Aim:
Reproduce the data below, substituting "blank-cell" for every occurrence of "empty-cell" and keeping everything else the same.

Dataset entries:
====
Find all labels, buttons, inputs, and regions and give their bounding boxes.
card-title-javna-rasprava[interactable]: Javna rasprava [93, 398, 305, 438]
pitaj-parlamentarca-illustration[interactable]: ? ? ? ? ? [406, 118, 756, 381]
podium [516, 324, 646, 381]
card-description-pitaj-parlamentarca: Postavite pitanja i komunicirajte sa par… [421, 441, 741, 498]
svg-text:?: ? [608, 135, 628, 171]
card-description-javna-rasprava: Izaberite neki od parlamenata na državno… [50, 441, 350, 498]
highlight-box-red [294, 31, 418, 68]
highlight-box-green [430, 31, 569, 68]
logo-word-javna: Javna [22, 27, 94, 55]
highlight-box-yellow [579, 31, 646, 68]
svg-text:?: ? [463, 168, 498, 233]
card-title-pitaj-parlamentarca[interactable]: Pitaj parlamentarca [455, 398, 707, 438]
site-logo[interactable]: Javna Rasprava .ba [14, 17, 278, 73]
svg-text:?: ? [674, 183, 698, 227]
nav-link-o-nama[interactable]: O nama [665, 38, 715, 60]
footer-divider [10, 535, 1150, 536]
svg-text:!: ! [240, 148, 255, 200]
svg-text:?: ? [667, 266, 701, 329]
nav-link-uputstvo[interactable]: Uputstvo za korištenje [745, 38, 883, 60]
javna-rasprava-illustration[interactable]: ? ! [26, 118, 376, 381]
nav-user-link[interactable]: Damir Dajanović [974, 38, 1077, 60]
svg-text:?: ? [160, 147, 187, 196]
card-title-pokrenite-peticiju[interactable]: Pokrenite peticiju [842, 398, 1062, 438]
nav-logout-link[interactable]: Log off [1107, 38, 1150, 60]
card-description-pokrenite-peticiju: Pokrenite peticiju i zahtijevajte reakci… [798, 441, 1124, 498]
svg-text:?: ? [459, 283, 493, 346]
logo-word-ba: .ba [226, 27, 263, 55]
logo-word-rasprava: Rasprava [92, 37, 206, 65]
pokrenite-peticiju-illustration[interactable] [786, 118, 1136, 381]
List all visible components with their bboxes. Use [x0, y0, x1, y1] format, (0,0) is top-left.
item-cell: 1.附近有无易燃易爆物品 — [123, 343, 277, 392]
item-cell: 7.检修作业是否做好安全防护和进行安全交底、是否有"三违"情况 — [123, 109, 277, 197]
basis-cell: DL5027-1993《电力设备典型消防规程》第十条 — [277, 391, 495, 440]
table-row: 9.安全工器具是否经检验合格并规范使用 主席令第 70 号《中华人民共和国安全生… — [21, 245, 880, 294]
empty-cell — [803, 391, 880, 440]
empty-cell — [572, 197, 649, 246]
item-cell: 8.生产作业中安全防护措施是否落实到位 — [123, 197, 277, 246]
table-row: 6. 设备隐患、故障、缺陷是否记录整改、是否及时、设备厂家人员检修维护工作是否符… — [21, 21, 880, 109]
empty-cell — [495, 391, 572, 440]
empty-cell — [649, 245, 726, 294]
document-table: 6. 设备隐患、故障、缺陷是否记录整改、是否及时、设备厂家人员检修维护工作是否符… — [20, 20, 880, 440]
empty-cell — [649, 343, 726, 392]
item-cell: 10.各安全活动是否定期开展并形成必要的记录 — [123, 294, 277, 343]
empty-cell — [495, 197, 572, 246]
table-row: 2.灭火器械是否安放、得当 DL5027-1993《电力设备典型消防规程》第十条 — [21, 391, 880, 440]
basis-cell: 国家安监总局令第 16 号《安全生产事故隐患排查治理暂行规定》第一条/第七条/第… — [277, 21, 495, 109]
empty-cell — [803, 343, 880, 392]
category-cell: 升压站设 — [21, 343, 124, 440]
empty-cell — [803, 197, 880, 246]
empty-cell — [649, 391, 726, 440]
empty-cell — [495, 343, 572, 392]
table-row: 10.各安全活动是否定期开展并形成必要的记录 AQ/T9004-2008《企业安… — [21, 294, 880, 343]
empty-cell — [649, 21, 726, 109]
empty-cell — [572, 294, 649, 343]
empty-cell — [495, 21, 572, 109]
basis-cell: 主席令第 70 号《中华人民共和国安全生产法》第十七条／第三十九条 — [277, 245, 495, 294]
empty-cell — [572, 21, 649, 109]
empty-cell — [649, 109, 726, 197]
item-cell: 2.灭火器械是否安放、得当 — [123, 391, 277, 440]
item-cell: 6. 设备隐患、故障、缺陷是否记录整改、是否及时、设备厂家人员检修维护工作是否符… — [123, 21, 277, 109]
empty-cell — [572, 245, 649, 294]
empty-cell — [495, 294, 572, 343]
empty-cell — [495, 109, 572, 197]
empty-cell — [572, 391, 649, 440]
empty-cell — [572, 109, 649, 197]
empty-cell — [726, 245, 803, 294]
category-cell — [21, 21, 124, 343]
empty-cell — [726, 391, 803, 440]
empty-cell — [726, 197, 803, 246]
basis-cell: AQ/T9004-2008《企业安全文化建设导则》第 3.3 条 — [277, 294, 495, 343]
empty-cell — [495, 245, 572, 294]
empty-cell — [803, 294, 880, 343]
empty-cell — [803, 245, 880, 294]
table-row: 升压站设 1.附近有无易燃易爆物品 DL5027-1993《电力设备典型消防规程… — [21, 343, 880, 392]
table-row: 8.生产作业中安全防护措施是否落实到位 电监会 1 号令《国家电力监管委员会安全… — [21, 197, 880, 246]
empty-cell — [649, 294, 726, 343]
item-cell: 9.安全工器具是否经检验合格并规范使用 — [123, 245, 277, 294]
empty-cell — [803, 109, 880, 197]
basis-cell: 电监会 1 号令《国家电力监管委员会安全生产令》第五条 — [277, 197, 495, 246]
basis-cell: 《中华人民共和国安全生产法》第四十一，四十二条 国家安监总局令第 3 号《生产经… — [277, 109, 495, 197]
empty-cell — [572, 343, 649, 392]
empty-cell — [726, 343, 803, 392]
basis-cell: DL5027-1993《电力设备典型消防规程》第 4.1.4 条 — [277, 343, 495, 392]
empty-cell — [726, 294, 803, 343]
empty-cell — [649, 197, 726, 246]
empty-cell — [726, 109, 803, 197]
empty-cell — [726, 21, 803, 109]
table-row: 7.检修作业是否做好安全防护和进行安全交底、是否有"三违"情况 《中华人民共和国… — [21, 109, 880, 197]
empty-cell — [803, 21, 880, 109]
====
Written solution:
Find all labels, buttons, inputs, and regions and give their bounding boxes.
card-title-javna-rasprava[interactable]: Javna rasprava [93, 398, 305, 438]
pitaj-parlamentarca-illustration[interactable]: ? ? ? ? ? [406, 118, 756, 381]
podium [516, 324, 646, 381]
card-description-pitaj-parlamentarca: Postavite pitanja i komunicirajte sa par… [421, 441, 741, 498]
svg-text:?: ? [608, 135, 628, 171]
card-description-javna-rasprava: Izaberite neki od parlamenata na državno… [50, 441, 350, 498]
highlight-box-red [294, 31, 418, 68]
highlight-box-green [430, 31, 569, 68]
logo-word-javna: Javna [22, 27, 94, 55]
highlight-box-yellow [579, 31, 646, 68]
svg-text:?: ? [463, 168, 498, 233]
card-title-pitaj-parlamentarca[interactable]: Pitaj parlamentarca [455, 398, 707, 438]
site-logo[interactable]: Javna Rasprava .ba [14, 17, 278, 73]
svg-text:?: ? [674, 183, 698, 227]
nav-link-o-nama[interactable]: O nama [665, 38, 715, 60]
footer-divider [10, 535, 1150, 536]
svg-text:!: ! [240, 148, 255, 200]
svg-text:?: ? [667, 266, 701, 329]
nav-link-uputstvo[interactable]: Uputstvo za korištenje [745, 38, 883, 60]
javna-rasprava-illustration[interactable]: ? ! [26, 118, 376, 381]
nav-user-link[interactable]: Damir Dajanović [974, 38, 1077, 60]
svg-text:?: ? [160, 147, 187, 196]
card-title-pokrenite-peticiju[interactable]: Pokrenite peticiju [842, 398, 1062, 438]
nav-logout-link[interactable]: Log off [1107, 38, 1150, 60]
card-description-pokrenite-peticiju: Pokrenite peticiju i zahtijevajte reakci… [798, 441, 1124, 498]
svg-text:?: ? [459, 283, 493, 346]
logo-word-ba: .ba [226, 27, 263, 55]
logo-word-rasprava: Rasprava [92, 37, 206, 65]
pokrenite-peticiju-illustration[interactable] [786, 118, 1136, 381]
List all visible components with their bboxes. Use [x0, y0, x1, y1] format, (0,0) is top-left.
item-cell: 1.附近有无易燃易爆物品 — [123, 343, 277, 392]
item-cell: 7.检修作业是否做好安全防护和进行安全交底、是否有"三违"情况 — [123, 109, 277, 197]
basis-cell: DL5027-1993《电力设备典型消防规程》第十条 — [277, 391, 495, 440]
table-row: 9.安全工器具是否经检验合格并规范使用 主席令第 70 号《中华人民共和国安全生… — [21, 245, 880, 294]
blank-cell — [803, 391, 880, 440]
blank-cell — [572, 197, 649, 246]
item-cell: 8.生产作业中安全防护措施是否落实到位 — [123, 197, 277, 246]
table-row: 6. 设备隐患、故障、缺陷是否记录整改、是否及时、设备厂家人员检修维护工作是否符… — [21, 21, 880, 109]
blank-cell — [495, 391, 572, 440]
blank-cell — [649, 245, 726, 294]
document-table: 6. 设备隐患、故障、缺陷是否记录整改、是否及时、设备厂家人员检修维护工作是否符… — [20, 20, 880, 440]
blank-cell — [649, 343, 726, 392]
item-cell: 10.各安全活动是否定期开展并形成必要的记录 — [123, 294, 277, 343]
blank-cell — [495, 197, 572, 246]
table-row: 2.灭火器械是否安放、得当 DL5027-1993《电力设备典型消防规程》第十条 — [21, 391, 880, 440]
basis-cell: 国家安监总局令第 16 号《安全生产事故隐患排查治理暂行规定》第一条/第七条/第… — [277, 21, 495, 109]
blank-cell — [803, 343, 880, 392]
category-cell: 升压站设 — [21, 343, 124, 440]
blank-cell — [803, 197, 880, 246]
blank-cell — [649, 391, 726, 440]
blank-cell — [495, 343, 572, 392]
table-row: 10.各安全活动是否定期开展并形成必要的记录 AQ/T9004-2008《企业安… — [21, 294, 880, 343]
blank-cell — [649, 21, 726, 109]
blank-cell — [572, 294, 649, 343]
blank-cell — [495, 21, 572, 109]
basis-cell: 主席令第 70 号《中华人民共和国安全生产法》第十七条／第三十九条 — [277, 245, 495, 294]
blank-cell — [572, 21, 649, 109]
blank-cell — [649, 109, 726, 197]
item-cell: 2.灭火器械是否安放、得当 — [123, 391, 277, 440]
item-cell: 6. 设备隐患、故障、缺陷是否记录整改、是否及时、设备厂家人员检修维护工作是否符… — [123, 21, 277, 109]
blank-cell — [572, 245, 649, 294]
blank-cell — [495, 294, 572, 343]
blank-cell — [495, 109, 572, 197]
blank-cell — [572, 391, 649, 440]
blank-cell — [572, 109, 649, 197]
blank-cell — [726, 245, 803, 294]
category-cell — [21, 21, 124, 343]
blank-cell — [726, 391, 803, 440]
blank-cell — [726, 197, 803, 246]
basis-cell: AQ/T9004-2008《企业安全文化建设导则》第 3.3 条 — [277, 294, 495, 343]
blank-cell — [495, 245, 572, 294]
blank-cell — [803, 294, 880, 343]
blank-cell — [803, 245, 880, 294]
table-row: 升压站设 1.附近有无易燃易爆物品 DL5027-1993《电力设备典型消防规程… — [21, 343, 880, 392]
table-row: 8.生产作业中安全防护措施是否落实到位 电监会 1 号令《国家电力监管委员会安全… — [21, 197, 880, 246]
blank-cell — [649, 294, 726, 343]
item-cell: 9.安全工器具是否经检验合格并规范使用 — [123, 245, 277, 294]
blank-cell — [803, 109, 880, 197]
basis-cell: 电监会 1 号令《国家电力监管委员会安全生产令》第五条 — [277, 197, 495, 246]
basis-cell: 《中华人民共和国安全生产法》第四十一，四十二条 国家安监总局令第 3 号《生产经… — [277, 109, 495, 197]
blank-cell — [572, 343, 649, 392]
blank-cell — [726, 343, 803, 392]
basis-cell: DL5027-1993《电力设备典型消防规程》第 4.1.4 条 — [277, 343, 495, 392]
blank-cell — [726, 294, 803, 343]
blank-cell — [649, 197, 726, 246]
blank-cell — [726, 109, 803, 197]
blank-cell — [726, 21, 803, 109]
table-row: 7.检修作业是否做好安全防护和进行安全交底、是否有"三违"情况 《中华人民共和国… — [21, 109, 880, 197]
blank-cell — [803, 21, 880, 109]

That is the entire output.